GIVEN INSTRUCTION —
Single out the lines of the material that contain "houses" and copy them.

DATA SUPPLIED —
╭──

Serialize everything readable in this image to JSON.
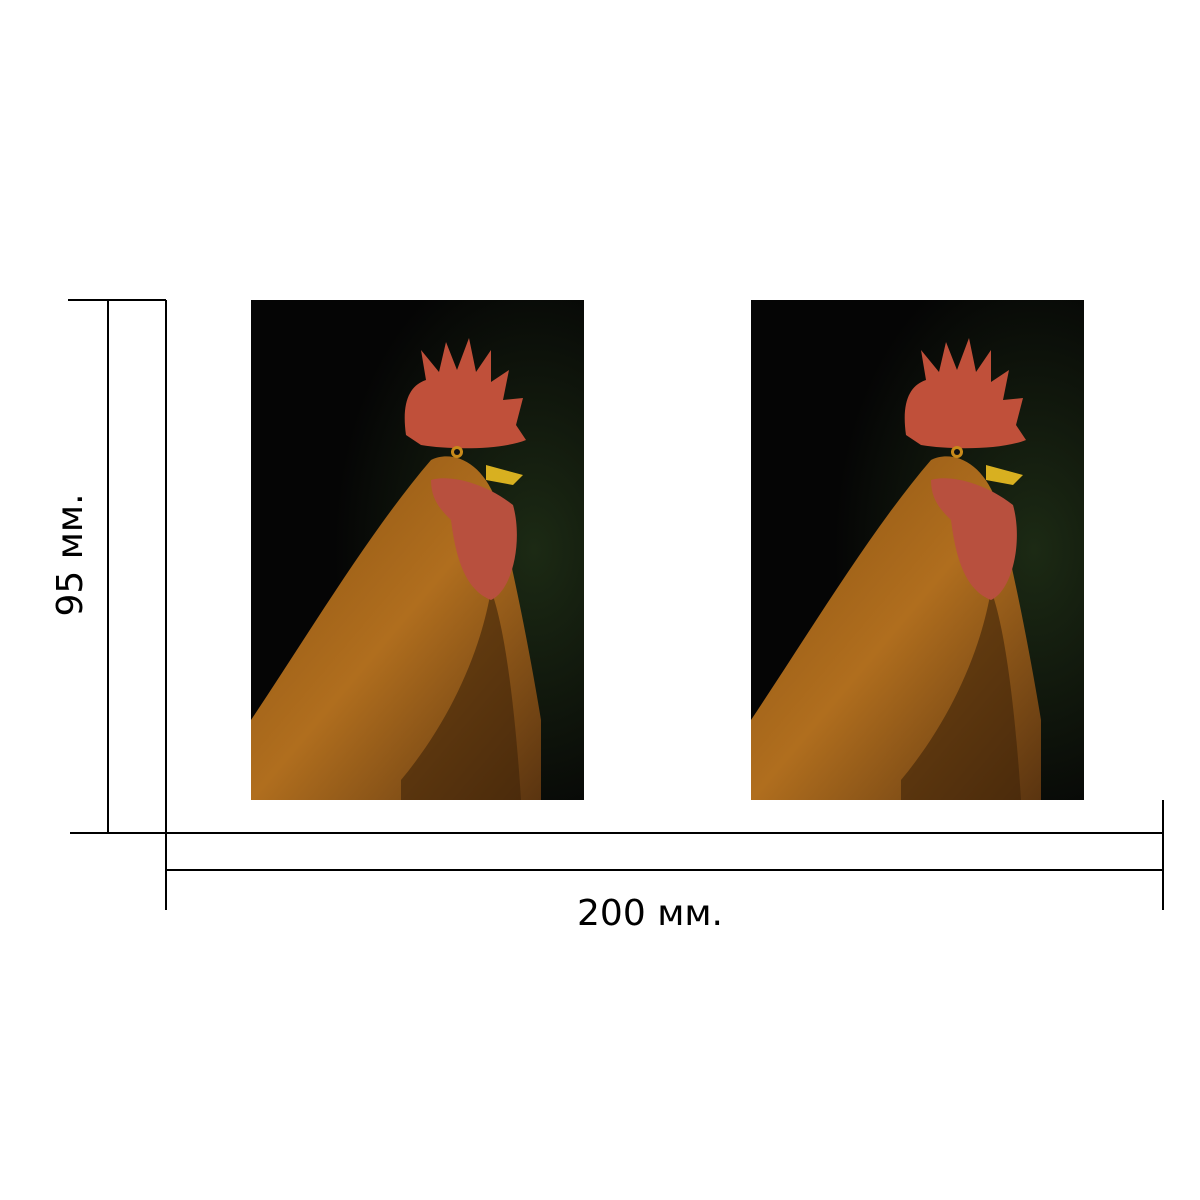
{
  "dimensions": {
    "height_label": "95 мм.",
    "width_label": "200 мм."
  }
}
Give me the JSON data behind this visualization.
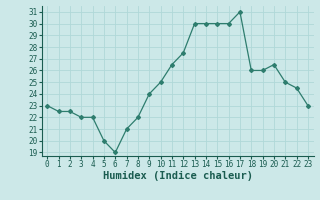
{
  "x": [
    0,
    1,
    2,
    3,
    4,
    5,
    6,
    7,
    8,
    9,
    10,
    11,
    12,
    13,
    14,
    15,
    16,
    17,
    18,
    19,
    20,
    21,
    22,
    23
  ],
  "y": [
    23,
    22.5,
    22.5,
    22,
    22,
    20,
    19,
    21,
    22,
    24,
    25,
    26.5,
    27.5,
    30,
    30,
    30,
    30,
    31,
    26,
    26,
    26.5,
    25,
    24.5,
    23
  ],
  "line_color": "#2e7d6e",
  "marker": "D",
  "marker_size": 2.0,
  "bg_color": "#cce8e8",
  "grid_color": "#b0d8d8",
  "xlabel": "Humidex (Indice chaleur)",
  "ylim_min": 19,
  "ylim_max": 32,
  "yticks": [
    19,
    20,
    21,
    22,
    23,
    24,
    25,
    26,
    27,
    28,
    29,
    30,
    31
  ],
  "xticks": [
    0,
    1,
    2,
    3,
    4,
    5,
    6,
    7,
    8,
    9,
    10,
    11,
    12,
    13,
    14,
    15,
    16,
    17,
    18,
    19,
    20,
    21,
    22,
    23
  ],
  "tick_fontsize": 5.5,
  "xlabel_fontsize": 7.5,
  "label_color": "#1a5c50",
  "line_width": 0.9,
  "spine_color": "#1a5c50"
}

╰──
╭──

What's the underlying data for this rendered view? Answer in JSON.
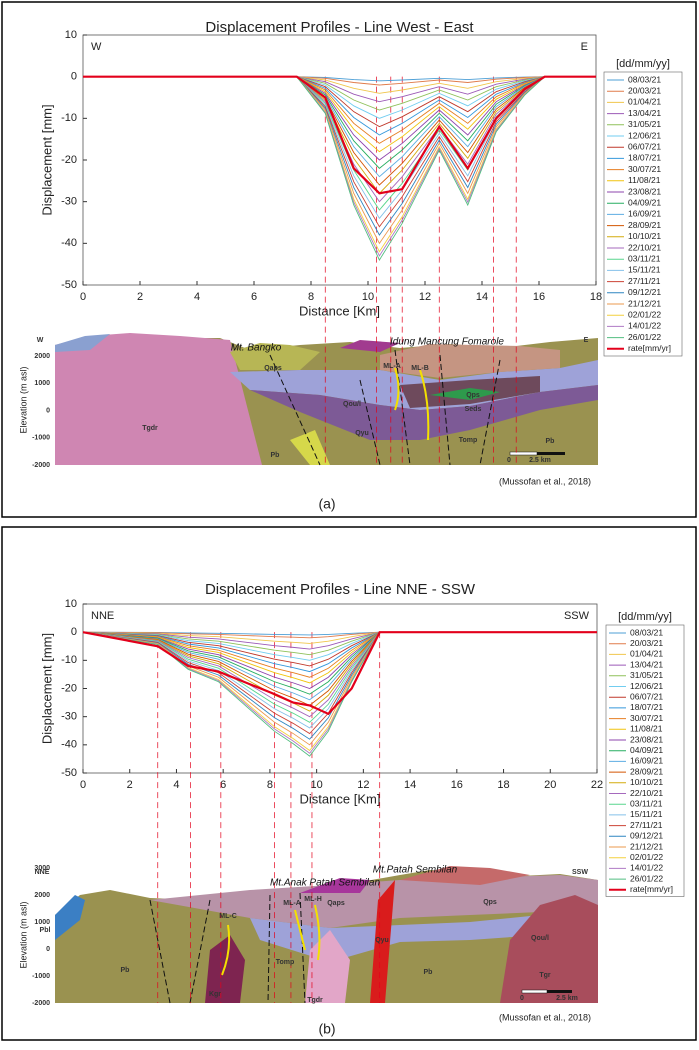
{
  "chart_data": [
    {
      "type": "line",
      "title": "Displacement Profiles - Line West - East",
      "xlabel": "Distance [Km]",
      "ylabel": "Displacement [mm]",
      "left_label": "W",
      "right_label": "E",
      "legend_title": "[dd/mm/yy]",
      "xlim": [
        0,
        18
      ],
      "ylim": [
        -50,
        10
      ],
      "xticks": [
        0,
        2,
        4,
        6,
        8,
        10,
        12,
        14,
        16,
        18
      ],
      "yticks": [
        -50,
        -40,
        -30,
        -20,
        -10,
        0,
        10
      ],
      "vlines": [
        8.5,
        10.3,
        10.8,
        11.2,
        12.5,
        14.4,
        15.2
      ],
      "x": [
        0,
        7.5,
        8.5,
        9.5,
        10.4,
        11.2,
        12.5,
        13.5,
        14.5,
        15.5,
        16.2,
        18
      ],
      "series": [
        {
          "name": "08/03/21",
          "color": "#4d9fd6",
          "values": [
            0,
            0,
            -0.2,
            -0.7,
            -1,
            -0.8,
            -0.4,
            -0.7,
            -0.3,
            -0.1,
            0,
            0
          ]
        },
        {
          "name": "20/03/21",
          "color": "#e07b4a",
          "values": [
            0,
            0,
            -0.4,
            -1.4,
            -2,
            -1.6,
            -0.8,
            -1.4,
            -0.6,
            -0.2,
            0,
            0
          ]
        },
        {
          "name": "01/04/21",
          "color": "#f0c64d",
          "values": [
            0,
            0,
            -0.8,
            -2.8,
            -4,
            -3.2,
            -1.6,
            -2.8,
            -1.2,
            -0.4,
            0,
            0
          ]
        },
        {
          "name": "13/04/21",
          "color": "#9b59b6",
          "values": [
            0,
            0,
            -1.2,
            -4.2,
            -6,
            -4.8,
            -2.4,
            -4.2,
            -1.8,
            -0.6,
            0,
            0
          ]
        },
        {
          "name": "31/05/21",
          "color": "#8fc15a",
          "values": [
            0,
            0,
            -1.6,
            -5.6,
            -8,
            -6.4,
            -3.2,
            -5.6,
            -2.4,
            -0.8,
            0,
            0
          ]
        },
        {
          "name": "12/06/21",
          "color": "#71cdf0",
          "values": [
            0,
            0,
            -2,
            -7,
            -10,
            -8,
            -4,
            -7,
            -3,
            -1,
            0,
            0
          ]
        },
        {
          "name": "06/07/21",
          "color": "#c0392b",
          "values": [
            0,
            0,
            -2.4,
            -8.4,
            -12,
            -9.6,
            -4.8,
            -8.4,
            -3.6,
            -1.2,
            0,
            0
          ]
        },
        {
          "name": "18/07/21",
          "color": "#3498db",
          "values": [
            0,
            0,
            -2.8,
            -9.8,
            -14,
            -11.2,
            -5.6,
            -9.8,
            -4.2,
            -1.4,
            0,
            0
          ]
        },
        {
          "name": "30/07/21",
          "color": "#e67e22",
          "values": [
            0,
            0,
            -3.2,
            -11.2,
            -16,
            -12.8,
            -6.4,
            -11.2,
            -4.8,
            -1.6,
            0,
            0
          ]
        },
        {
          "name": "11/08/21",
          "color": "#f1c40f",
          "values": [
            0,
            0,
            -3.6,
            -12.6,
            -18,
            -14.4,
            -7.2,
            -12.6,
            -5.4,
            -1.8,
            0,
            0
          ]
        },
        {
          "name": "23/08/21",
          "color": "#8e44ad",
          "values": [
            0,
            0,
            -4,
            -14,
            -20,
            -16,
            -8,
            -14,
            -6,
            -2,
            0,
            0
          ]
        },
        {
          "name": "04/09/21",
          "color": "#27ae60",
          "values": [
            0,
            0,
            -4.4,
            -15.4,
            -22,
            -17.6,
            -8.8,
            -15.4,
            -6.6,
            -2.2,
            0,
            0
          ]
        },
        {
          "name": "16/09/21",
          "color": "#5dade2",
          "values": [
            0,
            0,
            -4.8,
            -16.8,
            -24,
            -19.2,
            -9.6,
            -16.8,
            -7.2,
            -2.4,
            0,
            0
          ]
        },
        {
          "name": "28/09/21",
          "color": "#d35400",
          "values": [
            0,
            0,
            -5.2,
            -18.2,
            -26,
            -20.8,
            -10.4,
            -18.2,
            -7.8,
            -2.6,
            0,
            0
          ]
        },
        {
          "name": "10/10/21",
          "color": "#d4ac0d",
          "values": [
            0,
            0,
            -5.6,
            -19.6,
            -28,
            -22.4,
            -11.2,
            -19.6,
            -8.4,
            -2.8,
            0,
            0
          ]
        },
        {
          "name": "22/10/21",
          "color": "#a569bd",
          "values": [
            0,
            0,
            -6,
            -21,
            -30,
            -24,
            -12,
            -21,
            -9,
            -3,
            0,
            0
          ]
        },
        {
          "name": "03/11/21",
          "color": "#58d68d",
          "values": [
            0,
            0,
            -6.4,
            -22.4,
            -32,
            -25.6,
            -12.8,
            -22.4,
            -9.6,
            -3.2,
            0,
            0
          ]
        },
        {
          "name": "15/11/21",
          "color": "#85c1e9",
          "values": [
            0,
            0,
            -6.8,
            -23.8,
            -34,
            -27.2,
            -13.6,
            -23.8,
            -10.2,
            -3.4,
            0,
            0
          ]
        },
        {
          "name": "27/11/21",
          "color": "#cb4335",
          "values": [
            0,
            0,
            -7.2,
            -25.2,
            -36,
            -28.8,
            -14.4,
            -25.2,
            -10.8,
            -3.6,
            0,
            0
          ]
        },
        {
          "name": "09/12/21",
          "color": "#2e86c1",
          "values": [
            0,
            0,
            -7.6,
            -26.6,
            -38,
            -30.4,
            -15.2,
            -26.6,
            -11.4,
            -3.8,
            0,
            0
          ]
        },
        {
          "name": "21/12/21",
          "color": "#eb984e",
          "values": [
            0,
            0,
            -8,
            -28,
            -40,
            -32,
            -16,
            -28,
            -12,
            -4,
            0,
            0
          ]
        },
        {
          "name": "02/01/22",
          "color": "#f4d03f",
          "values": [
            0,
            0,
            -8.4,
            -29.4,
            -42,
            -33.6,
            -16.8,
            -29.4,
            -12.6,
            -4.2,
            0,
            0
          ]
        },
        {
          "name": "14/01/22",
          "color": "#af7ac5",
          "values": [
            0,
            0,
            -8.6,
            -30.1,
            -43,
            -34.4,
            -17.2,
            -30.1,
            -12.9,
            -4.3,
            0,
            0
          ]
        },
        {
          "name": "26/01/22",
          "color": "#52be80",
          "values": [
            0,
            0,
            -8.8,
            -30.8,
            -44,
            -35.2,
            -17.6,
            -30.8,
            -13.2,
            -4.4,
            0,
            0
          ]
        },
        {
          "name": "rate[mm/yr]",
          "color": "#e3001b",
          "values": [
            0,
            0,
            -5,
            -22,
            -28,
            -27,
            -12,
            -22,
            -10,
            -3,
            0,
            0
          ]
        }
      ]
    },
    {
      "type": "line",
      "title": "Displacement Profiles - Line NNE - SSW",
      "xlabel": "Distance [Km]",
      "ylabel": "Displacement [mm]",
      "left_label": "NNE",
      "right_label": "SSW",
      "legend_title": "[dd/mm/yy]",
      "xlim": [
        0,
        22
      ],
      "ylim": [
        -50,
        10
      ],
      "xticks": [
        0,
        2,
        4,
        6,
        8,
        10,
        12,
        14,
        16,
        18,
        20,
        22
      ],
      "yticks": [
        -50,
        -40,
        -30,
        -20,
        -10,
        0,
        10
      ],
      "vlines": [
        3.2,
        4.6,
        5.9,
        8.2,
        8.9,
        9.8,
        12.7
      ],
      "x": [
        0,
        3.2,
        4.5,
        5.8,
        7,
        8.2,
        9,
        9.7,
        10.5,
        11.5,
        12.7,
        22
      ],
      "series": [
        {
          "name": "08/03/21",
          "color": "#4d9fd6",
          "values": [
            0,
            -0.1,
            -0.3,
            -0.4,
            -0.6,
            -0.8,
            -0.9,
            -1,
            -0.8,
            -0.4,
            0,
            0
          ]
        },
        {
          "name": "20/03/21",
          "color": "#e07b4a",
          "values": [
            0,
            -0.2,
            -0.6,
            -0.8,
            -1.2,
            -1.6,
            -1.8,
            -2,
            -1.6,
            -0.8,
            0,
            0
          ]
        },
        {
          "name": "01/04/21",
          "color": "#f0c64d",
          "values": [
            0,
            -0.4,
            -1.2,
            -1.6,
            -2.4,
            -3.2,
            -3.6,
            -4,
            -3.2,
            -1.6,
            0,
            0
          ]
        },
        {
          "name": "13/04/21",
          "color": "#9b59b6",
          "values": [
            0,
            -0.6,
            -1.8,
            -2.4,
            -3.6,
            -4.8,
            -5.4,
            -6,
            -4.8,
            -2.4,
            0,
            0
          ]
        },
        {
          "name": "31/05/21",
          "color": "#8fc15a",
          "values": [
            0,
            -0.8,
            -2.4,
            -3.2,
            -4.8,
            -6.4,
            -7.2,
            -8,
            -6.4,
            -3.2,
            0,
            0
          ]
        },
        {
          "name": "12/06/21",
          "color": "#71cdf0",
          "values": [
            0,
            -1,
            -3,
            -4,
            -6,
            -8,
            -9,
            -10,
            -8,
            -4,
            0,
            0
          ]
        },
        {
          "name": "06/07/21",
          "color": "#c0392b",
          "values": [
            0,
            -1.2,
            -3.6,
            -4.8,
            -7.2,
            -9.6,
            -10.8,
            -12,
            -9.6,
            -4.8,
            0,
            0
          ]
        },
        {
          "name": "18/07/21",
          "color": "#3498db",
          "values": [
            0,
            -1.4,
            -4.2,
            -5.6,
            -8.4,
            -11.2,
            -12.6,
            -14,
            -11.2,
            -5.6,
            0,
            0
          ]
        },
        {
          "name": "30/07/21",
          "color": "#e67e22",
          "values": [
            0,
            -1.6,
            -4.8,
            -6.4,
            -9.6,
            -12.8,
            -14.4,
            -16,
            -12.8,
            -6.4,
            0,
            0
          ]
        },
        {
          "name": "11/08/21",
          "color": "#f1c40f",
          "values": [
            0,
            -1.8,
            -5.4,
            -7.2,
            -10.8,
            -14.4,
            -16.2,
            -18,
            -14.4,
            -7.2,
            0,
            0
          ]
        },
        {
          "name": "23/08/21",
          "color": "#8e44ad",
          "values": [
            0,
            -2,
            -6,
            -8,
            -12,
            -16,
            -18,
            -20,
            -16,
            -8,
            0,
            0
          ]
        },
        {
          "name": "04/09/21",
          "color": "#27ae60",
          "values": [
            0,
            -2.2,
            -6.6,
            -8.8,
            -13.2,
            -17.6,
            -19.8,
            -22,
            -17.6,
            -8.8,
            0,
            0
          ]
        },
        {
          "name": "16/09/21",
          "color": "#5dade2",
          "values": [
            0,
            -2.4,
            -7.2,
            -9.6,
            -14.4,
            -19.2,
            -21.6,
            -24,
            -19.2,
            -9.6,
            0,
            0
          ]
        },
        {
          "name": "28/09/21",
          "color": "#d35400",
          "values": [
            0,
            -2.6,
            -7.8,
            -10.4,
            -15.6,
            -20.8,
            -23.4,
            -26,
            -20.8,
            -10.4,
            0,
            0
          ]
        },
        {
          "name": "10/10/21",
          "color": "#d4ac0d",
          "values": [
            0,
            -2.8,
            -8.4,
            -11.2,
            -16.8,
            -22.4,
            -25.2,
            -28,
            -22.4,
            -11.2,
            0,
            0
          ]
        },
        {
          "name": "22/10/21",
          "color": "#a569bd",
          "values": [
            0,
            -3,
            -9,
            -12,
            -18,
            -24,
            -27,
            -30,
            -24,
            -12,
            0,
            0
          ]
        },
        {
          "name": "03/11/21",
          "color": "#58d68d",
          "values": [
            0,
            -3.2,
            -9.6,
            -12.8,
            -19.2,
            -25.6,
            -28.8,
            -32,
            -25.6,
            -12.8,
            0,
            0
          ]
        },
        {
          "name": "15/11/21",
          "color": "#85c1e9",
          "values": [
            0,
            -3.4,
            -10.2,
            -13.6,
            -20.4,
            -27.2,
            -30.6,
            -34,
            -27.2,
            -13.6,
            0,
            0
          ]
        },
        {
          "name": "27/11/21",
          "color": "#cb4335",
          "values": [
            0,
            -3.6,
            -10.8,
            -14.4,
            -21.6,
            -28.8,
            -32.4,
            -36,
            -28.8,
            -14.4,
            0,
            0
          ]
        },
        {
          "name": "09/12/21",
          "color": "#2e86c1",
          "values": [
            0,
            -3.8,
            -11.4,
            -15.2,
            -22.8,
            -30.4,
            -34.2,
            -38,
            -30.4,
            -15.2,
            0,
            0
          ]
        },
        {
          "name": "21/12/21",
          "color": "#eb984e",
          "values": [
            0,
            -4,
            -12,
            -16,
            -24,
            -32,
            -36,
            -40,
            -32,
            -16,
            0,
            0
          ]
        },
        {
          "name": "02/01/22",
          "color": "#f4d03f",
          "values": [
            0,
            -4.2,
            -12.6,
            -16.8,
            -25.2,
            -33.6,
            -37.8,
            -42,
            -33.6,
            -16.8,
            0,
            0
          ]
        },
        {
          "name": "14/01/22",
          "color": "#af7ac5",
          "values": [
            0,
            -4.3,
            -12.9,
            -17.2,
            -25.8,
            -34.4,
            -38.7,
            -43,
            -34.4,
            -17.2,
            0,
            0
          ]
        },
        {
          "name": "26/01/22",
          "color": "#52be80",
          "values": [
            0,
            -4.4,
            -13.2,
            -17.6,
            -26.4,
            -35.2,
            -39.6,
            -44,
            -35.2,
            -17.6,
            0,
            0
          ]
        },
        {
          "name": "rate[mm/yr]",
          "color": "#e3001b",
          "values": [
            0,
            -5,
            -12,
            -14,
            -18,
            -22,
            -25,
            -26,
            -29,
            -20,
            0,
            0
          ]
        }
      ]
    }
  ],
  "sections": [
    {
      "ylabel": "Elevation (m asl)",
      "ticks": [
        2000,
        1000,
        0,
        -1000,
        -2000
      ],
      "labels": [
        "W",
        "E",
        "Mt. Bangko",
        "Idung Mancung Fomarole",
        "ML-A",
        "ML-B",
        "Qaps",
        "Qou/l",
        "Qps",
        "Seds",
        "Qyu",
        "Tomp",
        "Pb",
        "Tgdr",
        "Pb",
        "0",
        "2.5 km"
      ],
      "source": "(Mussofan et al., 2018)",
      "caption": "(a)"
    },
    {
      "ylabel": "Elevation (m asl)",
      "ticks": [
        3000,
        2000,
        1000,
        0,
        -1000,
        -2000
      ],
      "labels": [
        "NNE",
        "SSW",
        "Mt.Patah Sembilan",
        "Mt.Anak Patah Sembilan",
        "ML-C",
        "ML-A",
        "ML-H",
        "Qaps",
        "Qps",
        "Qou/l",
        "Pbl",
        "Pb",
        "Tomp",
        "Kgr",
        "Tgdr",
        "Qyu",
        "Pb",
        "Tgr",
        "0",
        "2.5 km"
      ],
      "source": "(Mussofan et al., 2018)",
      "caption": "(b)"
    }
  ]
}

╰──
╭──

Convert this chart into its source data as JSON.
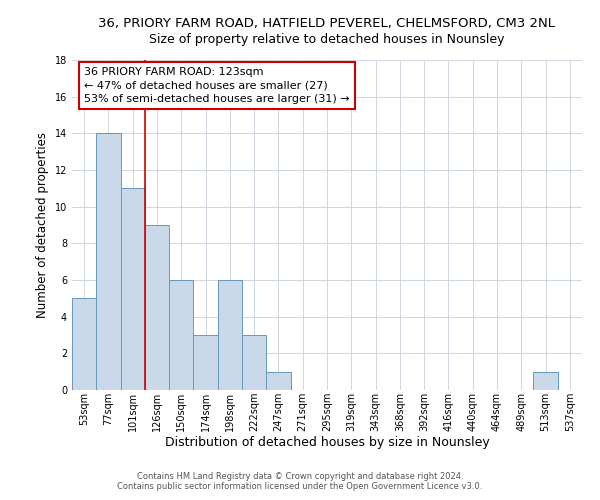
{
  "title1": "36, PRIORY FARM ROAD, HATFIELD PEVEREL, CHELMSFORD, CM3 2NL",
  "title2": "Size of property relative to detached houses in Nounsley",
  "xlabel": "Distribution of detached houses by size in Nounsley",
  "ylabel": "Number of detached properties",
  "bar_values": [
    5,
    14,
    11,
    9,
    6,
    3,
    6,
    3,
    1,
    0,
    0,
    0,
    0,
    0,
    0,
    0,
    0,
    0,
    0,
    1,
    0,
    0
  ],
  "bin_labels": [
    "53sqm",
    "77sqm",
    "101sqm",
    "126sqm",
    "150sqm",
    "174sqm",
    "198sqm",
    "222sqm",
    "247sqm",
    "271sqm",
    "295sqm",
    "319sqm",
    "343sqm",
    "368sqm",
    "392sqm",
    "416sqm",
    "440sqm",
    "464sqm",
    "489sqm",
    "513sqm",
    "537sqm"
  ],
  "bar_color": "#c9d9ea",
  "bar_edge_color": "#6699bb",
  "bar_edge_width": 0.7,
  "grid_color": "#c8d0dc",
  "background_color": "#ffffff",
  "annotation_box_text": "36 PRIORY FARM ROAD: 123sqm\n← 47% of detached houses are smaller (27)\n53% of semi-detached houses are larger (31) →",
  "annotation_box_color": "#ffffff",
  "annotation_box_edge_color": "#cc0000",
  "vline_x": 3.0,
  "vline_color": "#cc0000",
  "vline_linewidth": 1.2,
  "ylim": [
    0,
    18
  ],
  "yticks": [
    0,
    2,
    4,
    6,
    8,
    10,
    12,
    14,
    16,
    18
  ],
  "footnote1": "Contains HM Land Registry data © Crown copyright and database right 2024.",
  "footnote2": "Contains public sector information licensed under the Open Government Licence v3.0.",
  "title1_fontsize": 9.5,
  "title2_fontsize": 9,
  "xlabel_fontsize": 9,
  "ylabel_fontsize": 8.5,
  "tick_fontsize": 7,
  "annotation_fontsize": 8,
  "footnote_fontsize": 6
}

╰──

EXPECTED ANSWER —
  "title2": "Size of property relative to detached houses in Nounsley",
  "xlabel": "Distribution of detached houses by size in Nounsley",
  "annotation_box_text": "36 PRIORY FARM ROAD: 123sqm\n← 47% of detached houses are smaller (27)\n53% of semi-detached houses are larger (31) →",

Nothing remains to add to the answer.